• [WORK INSTRUCTIONS]: Pick out all lines of the entries that include the word "name" and copy them.

■ ■ ■

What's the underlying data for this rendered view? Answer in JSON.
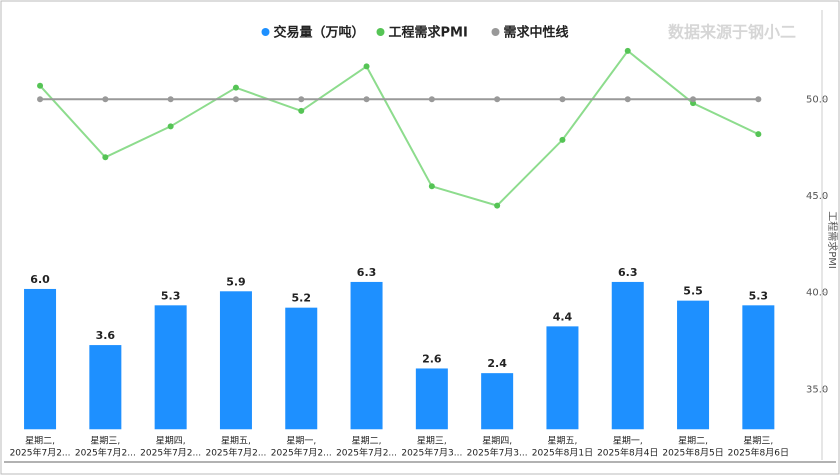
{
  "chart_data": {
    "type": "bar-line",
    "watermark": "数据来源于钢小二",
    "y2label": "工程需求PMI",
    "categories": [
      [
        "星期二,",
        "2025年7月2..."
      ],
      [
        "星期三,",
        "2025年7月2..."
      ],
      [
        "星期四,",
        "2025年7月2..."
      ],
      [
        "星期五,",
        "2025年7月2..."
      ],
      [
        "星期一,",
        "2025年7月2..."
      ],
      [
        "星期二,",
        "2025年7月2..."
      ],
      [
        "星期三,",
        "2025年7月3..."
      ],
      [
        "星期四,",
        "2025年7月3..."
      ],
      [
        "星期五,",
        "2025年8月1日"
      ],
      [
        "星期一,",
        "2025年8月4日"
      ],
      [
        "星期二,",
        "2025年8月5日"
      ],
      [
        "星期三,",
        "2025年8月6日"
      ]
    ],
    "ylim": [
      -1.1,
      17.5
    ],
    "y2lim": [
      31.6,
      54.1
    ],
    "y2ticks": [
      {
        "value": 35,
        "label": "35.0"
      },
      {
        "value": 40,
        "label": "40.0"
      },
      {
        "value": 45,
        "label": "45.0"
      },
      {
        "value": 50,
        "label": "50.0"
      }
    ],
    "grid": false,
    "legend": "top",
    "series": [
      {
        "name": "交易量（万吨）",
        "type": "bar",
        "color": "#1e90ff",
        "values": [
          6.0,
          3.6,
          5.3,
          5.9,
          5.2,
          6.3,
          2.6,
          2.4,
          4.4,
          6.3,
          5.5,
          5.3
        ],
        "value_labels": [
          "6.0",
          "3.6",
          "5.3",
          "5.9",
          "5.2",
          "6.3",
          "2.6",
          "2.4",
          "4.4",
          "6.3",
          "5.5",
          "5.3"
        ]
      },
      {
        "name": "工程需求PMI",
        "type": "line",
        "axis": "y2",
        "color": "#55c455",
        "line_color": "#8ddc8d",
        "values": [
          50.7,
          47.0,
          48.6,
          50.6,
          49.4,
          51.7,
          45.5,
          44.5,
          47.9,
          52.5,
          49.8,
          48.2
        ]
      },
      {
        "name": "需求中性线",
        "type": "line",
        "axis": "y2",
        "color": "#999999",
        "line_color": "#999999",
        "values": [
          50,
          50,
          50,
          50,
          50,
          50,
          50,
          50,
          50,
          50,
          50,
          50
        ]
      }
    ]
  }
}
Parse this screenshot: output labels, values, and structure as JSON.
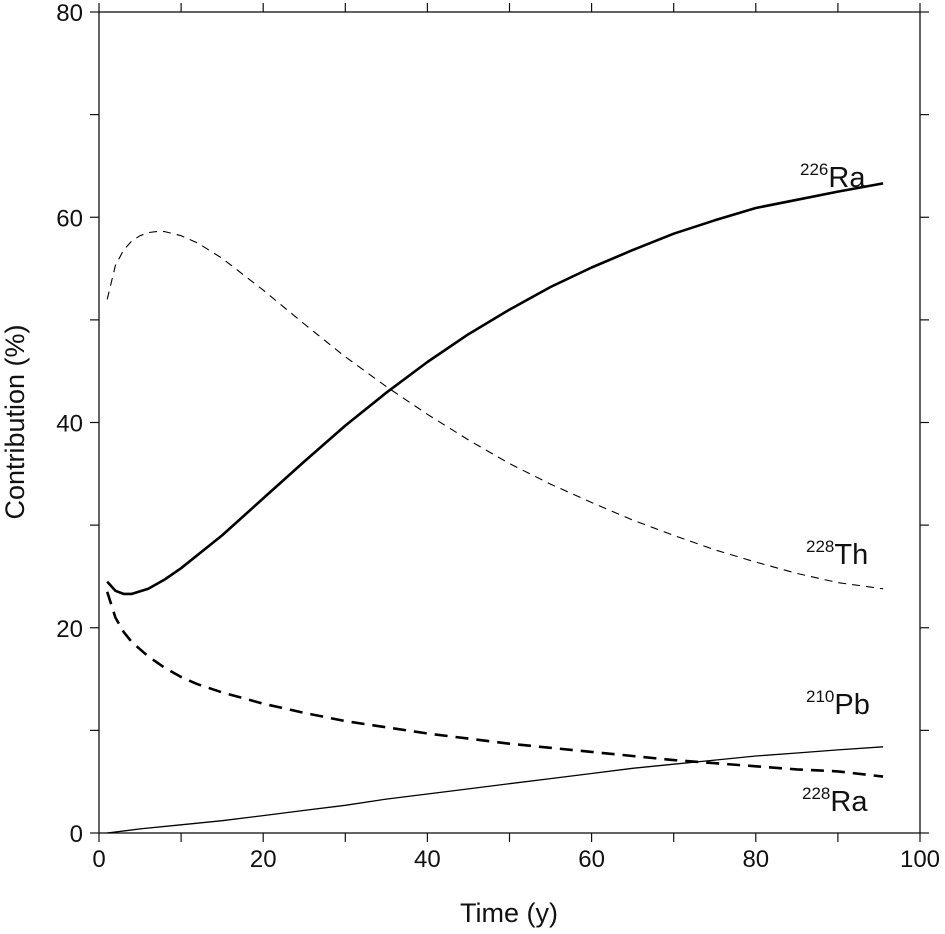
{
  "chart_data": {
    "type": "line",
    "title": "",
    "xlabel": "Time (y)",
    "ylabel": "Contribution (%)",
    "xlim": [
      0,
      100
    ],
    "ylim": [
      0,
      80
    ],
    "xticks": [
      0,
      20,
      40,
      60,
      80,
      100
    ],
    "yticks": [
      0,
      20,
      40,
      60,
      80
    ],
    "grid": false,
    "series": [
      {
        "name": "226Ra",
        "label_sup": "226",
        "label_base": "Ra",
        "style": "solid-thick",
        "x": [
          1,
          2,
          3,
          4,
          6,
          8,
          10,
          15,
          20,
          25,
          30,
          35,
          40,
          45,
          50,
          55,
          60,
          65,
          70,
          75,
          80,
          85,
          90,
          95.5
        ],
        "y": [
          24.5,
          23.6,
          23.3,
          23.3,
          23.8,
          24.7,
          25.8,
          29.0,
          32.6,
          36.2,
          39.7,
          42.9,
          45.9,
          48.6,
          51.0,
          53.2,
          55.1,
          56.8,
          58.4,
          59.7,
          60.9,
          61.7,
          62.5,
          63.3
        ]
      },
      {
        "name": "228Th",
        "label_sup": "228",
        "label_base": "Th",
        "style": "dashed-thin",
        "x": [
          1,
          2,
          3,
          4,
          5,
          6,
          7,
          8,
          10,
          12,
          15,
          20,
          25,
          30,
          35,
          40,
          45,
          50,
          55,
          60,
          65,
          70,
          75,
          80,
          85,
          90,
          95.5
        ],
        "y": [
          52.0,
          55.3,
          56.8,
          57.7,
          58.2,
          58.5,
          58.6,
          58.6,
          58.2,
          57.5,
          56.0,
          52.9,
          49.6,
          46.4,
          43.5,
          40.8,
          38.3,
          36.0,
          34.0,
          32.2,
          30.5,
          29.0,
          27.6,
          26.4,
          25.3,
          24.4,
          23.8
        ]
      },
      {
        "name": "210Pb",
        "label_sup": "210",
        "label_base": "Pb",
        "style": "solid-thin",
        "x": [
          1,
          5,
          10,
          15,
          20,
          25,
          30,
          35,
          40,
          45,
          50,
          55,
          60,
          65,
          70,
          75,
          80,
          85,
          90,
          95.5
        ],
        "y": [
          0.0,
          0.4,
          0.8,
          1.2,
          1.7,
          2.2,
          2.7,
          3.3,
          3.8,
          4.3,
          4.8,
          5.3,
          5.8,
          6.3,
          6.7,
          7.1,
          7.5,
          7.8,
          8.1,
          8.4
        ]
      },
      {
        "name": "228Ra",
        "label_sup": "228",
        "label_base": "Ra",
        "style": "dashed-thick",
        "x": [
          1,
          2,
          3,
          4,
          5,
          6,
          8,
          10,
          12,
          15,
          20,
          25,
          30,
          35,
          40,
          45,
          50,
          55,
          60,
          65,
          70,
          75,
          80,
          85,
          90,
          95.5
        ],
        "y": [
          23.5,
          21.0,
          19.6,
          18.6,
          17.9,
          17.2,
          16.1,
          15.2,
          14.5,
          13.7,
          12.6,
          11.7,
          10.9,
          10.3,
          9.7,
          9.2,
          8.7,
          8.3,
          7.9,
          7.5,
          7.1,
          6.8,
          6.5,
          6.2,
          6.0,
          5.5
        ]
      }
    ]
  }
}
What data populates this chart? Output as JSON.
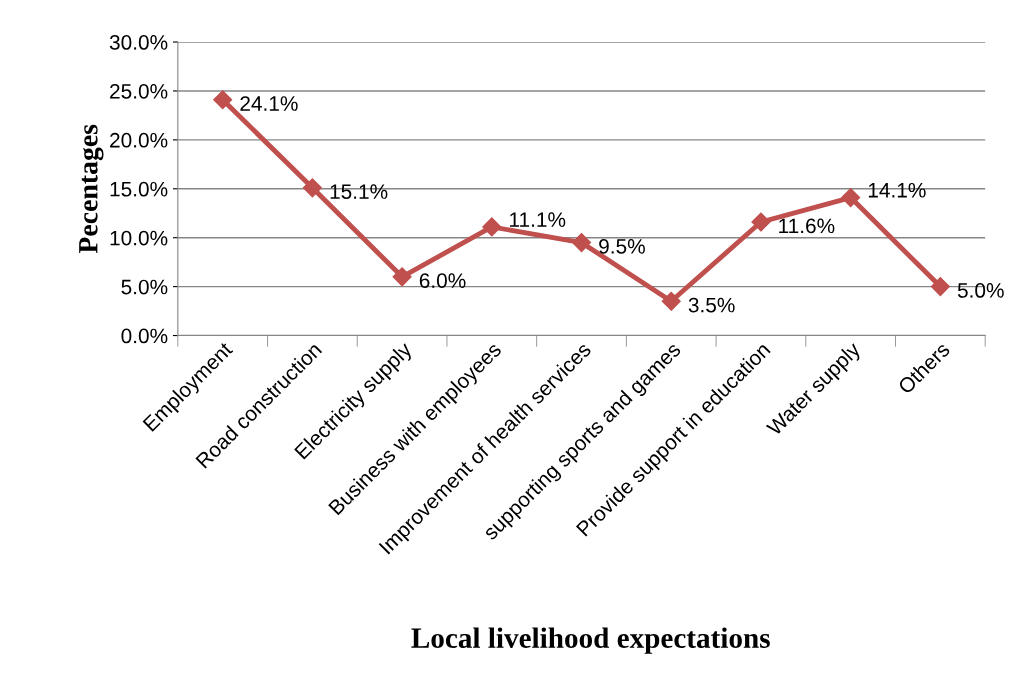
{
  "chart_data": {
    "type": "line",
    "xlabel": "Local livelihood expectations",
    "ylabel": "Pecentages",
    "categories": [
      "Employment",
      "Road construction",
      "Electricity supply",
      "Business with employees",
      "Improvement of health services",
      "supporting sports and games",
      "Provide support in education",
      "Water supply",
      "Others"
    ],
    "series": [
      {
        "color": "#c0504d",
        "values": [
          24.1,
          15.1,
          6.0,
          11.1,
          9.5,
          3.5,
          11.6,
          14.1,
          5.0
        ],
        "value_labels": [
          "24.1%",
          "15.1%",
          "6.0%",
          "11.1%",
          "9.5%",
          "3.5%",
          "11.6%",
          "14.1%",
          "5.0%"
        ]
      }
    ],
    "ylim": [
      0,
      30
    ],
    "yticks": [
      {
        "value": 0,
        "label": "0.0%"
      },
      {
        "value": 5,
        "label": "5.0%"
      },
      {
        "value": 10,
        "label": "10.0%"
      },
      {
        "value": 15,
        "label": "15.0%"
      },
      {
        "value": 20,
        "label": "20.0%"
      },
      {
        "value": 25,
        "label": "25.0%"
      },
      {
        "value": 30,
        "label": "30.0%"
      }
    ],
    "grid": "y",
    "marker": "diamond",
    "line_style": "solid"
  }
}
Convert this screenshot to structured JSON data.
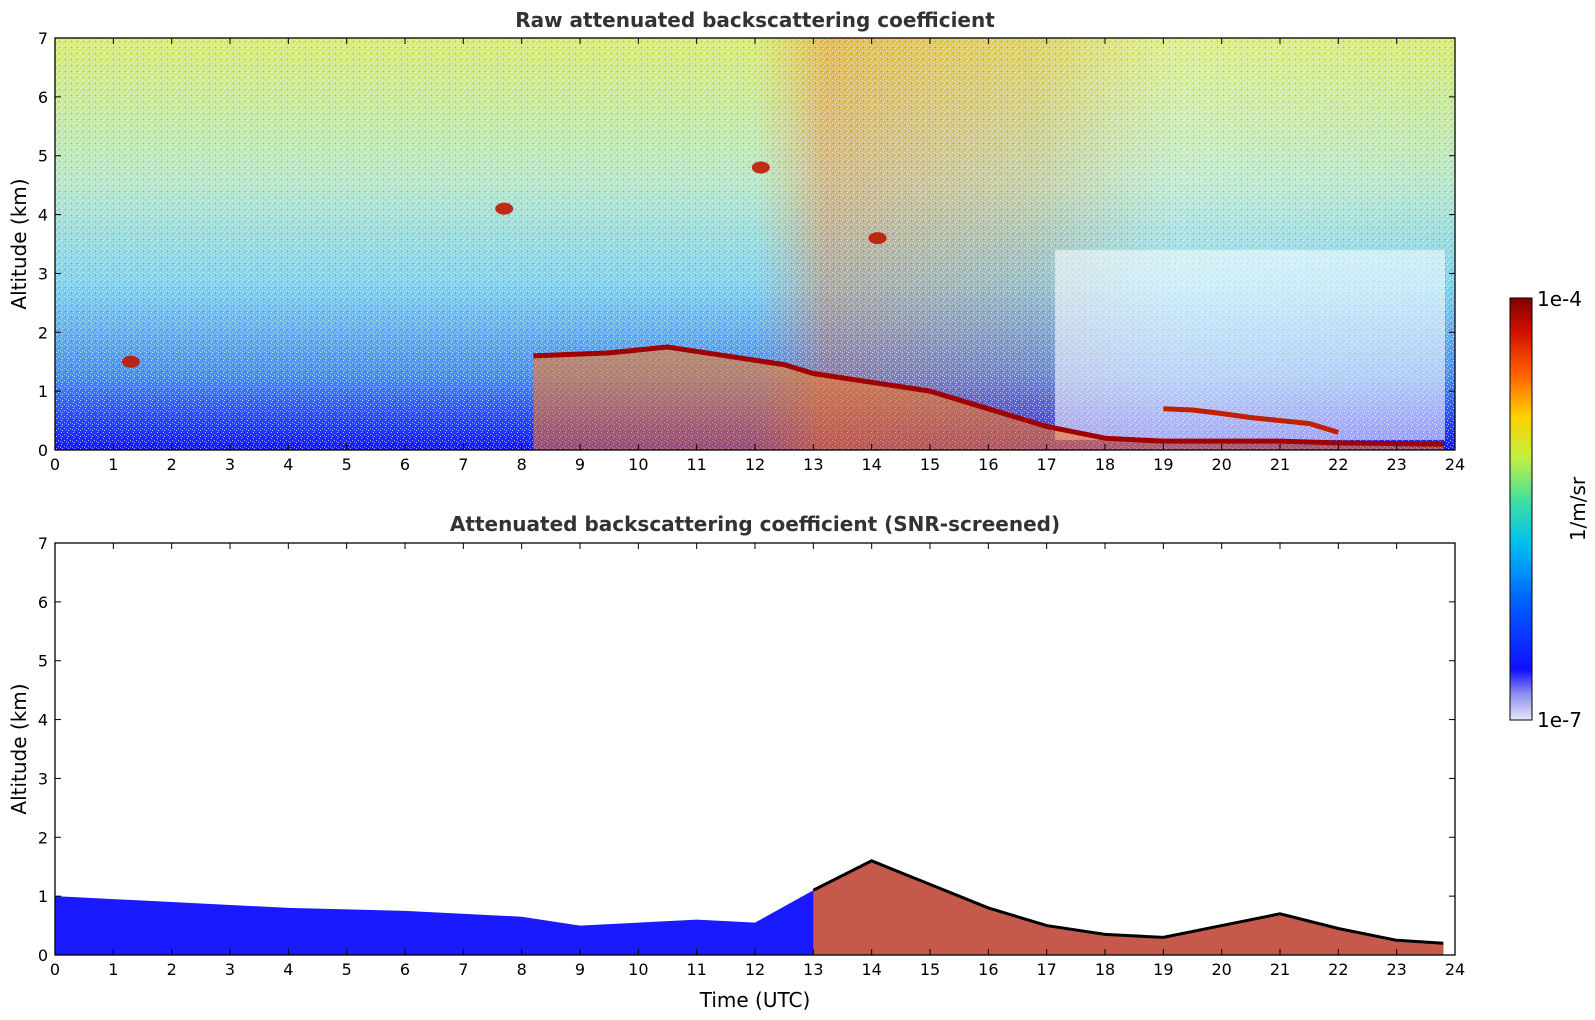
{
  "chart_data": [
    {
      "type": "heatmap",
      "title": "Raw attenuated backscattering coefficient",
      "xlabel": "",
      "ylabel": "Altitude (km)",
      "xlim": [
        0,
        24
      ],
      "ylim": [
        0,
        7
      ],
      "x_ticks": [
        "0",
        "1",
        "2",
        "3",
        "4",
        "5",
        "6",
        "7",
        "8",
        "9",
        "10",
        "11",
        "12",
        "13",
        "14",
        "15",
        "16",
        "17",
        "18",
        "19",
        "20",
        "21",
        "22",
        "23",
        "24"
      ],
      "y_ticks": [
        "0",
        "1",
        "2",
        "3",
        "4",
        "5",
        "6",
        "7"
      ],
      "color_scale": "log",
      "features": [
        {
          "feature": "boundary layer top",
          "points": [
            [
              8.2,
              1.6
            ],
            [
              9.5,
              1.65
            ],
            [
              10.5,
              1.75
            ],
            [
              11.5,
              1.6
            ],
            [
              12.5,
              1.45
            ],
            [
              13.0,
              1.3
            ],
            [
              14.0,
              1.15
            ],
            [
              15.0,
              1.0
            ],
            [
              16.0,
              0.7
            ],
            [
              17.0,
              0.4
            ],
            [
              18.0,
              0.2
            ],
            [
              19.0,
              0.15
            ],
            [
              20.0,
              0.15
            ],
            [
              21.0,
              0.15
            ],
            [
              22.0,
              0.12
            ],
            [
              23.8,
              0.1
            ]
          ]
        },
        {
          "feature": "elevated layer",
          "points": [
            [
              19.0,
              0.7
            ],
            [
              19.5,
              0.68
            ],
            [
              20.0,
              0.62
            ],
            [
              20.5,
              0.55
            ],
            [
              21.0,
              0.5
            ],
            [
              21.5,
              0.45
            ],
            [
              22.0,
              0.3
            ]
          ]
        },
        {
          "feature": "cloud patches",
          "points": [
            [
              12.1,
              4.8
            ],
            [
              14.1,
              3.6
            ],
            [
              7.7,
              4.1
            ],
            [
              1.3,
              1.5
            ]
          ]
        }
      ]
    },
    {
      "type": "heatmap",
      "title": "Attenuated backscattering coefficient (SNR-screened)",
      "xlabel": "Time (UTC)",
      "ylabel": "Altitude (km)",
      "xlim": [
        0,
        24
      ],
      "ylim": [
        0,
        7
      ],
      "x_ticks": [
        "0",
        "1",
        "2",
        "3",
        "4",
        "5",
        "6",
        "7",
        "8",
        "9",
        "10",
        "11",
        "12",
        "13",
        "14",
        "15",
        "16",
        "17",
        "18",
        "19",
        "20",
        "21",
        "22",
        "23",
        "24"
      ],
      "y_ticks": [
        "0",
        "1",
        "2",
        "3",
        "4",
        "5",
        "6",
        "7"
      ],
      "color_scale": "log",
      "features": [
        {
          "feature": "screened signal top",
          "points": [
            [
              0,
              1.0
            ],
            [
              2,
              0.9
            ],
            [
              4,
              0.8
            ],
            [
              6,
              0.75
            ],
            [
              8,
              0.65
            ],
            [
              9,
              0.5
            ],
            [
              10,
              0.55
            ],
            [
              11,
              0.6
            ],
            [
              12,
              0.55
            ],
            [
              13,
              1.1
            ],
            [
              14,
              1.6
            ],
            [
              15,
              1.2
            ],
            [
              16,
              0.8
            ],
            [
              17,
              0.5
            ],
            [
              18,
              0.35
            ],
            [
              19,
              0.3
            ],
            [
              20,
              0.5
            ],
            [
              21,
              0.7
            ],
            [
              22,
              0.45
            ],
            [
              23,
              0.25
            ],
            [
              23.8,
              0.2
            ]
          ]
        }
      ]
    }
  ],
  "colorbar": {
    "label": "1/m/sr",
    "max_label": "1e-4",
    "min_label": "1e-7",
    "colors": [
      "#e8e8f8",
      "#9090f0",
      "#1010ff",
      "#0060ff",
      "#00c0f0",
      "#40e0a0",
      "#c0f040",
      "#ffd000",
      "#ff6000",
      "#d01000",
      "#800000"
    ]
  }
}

■ ■ ■

• [EXERCISE RESPONSE]:
        "name": "交易量（万吨）",
        "name": "工程需求PMI",
        "name": "需求中性线",
        "name": "226Ra",
        "name": "228Th",
        "name": "210Pb",
        "name": "228Ra",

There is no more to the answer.